▸ YOUR TASK: Extract the lines that hold the string "оцинкованной".
───── THE INPUT
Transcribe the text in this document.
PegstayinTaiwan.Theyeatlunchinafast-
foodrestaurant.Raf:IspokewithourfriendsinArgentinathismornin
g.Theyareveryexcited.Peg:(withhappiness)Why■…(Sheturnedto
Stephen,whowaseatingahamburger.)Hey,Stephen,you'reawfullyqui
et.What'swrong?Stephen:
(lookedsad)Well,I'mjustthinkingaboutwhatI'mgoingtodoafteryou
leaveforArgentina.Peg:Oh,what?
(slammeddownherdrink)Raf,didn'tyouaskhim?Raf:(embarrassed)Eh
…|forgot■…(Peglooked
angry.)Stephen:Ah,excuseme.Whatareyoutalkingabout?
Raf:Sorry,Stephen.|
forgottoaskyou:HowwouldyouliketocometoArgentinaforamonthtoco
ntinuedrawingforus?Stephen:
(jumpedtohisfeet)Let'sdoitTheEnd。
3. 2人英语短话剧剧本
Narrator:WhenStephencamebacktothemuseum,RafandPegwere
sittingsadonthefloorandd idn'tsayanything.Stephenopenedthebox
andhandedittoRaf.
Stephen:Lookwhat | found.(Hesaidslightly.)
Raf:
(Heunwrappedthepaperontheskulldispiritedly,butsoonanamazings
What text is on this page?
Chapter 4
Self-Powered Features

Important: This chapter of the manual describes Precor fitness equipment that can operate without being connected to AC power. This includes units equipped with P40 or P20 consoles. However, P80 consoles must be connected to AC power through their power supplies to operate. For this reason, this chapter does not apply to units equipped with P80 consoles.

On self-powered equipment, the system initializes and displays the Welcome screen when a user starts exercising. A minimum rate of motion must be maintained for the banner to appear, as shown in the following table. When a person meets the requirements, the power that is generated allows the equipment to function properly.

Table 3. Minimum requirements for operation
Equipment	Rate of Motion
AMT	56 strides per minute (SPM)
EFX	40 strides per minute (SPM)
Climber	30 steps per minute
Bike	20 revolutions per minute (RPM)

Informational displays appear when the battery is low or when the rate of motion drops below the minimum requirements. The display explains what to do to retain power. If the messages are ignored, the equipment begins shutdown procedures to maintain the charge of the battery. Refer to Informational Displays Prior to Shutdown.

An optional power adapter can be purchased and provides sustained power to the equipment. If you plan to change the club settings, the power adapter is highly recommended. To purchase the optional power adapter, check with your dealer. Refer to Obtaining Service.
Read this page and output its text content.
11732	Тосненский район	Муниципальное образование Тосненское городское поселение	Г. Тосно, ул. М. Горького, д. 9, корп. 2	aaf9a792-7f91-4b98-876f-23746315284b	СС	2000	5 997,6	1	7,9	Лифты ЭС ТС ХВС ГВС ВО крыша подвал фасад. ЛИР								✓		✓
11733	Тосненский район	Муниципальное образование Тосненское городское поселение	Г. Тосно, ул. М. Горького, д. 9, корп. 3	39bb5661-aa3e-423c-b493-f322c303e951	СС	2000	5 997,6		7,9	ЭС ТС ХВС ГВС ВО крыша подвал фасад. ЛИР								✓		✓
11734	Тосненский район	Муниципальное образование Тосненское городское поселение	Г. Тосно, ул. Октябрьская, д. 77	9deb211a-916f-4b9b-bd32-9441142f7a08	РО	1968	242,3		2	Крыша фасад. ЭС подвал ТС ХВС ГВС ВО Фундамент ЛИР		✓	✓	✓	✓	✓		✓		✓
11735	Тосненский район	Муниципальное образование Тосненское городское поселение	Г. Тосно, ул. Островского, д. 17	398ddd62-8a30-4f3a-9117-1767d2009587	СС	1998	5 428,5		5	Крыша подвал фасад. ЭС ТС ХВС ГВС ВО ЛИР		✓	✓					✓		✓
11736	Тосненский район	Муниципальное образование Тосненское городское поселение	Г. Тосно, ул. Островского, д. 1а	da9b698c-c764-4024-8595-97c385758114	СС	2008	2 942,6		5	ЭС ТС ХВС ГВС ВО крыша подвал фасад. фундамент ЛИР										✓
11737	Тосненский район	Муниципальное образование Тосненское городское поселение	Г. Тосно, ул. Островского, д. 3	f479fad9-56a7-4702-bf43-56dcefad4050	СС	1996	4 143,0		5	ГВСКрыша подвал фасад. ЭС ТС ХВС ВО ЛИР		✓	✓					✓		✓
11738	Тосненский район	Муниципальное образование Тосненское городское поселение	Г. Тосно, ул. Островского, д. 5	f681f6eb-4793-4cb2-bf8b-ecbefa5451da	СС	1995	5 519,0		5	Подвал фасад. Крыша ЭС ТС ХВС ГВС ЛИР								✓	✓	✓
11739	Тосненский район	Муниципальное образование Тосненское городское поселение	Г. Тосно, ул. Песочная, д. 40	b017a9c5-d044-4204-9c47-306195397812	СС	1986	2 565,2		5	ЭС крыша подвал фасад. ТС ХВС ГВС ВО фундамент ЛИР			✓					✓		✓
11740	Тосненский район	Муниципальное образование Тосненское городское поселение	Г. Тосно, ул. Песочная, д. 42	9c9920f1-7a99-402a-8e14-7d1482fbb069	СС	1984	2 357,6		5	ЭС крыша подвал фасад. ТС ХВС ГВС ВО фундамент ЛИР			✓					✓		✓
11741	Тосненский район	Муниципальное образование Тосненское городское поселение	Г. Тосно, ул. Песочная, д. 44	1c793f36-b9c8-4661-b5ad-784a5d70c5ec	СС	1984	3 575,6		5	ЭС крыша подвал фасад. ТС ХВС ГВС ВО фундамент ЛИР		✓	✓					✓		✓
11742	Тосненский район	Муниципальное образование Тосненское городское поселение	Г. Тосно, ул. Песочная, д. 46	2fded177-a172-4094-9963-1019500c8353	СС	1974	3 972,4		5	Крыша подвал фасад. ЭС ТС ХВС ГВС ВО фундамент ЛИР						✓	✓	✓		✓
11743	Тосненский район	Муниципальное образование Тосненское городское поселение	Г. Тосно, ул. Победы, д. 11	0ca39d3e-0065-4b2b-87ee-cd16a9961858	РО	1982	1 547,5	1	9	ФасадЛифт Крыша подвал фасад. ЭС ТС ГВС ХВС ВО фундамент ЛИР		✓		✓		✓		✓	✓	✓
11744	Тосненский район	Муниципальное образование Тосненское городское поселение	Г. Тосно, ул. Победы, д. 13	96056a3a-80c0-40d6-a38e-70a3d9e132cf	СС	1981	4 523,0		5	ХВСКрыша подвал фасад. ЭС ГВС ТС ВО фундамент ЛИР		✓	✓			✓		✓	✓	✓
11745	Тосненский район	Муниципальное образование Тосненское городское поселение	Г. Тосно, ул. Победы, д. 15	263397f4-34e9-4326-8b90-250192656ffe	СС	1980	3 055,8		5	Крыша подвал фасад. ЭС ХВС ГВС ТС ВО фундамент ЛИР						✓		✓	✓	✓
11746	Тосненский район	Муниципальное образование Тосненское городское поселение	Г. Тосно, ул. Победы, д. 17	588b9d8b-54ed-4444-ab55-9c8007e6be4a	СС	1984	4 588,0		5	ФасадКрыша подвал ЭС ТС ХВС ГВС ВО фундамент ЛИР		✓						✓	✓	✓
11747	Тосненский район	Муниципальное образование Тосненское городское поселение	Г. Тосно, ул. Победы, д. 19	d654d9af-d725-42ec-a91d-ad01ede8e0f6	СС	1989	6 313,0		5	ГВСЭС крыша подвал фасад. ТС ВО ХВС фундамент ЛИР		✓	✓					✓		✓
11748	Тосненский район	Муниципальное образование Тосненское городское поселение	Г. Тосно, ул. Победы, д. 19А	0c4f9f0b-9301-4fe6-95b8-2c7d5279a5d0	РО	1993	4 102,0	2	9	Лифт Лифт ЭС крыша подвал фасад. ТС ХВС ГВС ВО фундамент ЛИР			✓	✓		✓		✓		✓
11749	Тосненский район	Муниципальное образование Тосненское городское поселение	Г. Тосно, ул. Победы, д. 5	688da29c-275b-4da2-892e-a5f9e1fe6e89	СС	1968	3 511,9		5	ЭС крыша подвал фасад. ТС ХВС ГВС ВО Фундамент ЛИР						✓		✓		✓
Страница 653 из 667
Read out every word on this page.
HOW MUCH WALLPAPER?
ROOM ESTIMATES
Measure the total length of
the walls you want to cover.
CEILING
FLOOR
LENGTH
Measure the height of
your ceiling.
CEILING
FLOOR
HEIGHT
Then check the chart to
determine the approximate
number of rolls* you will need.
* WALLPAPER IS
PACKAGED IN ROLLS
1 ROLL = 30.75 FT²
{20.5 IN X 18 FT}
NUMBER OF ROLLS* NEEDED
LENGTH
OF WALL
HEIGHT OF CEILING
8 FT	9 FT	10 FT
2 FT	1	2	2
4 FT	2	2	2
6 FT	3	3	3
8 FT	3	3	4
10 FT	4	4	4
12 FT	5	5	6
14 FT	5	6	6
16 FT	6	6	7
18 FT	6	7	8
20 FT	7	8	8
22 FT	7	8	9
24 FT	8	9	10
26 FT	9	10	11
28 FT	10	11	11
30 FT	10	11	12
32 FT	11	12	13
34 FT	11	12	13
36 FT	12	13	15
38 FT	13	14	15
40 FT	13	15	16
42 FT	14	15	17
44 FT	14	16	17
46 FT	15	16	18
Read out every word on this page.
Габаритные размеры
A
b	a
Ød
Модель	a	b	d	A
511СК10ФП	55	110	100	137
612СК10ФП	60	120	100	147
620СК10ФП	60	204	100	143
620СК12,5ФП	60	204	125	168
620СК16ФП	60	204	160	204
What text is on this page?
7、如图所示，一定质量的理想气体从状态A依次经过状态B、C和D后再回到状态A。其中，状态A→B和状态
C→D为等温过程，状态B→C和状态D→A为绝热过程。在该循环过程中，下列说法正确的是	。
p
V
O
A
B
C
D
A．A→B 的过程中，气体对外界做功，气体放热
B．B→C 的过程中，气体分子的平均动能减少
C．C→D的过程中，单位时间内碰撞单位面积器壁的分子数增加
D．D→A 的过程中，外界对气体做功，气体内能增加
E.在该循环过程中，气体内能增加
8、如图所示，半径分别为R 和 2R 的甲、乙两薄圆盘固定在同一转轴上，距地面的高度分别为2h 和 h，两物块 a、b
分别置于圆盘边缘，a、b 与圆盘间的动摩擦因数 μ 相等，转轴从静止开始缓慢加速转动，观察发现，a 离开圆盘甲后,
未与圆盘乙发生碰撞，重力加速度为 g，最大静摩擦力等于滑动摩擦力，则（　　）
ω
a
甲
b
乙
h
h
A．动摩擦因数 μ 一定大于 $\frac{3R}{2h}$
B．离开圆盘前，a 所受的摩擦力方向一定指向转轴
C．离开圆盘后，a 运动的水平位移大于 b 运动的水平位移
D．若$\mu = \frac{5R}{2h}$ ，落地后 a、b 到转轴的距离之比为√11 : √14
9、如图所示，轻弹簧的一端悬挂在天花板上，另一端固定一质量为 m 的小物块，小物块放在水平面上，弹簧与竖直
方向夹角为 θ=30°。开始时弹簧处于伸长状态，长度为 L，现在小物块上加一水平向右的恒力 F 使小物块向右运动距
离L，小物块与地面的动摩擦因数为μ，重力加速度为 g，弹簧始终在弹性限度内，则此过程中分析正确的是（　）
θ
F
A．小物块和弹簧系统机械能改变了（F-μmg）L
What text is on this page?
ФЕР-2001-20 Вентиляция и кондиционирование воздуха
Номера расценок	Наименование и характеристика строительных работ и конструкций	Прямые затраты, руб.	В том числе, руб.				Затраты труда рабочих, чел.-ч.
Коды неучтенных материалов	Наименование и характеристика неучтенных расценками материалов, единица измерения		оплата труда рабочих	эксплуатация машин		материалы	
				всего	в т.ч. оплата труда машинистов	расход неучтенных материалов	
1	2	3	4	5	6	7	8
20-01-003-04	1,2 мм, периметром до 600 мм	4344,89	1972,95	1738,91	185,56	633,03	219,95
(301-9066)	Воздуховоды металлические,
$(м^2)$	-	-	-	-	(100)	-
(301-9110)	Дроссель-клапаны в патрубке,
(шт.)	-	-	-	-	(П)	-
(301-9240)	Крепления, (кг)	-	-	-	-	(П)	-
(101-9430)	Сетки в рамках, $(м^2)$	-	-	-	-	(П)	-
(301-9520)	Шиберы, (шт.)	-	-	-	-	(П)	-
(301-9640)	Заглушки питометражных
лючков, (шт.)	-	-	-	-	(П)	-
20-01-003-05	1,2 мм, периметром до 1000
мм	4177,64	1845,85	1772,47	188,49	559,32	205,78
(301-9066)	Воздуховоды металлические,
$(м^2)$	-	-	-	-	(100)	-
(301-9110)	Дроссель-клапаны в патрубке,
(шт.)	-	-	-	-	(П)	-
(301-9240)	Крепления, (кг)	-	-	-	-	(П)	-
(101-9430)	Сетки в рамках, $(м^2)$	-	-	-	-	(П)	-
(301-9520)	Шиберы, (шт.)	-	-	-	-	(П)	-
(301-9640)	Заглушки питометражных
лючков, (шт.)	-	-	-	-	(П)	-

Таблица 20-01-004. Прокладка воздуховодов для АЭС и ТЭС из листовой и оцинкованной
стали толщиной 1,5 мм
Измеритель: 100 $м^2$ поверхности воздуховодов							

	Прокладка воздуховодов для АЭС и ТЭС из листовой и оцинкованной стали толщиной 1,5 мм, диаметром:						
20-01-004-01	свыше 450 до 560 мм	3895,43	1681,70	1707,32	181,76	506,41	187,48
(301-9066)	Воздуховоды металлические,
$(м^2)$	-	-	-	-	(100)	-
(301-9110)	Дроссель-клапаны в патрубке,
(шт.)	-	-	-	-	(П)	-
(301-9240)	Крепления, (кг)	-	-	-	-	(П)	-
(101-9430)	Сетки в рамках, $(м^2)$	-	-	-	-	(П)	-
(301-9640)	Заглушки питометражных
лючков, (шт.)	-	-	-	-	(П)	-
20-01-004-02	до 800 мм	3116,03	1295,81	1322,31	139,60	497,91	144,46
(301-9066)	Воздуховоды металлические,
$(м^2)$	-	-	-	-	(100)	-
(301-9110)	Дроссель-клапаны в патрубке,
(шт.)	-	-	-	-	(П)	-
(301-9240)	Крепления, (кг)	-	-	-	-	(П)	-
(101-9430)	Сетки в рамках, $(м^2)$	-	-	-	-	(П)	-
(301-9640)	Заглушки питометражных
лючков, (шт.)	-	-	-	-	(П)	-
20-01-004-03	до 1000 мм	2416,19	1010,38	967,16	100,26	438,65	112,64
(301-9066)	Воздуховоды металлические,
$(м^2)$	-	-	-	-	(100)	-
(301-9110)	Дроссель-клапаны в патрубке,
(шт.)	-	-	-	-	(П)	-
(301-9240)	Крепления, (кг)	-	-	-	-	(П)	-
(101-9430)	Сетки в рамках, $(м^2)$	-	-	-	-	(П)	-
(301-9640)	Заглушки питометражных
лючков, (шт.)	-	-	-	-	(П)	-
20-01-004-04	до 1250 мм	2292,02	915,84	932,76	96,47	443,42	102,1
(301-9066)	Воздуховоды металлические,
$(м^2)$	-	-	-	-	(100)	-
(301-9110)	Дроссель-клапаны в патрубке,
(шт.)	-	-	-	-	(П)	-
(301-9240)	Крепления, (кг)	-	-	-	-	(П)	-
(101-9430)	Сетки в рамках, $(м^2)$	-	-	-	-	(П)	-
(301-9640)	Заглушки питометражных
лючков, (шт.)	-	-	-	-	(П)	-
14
──────────
▸ ANSWER TO THE EXERCISE:
Таблица 20-01-004. Прокладка воздуховодов для АЭС и ТЭС из листовой и оцинкованной
	Прокладка воздуховодов для АЭС и ТЭС из листовой и оцинкованной стали толщиной 1,5 мм, диаметром:						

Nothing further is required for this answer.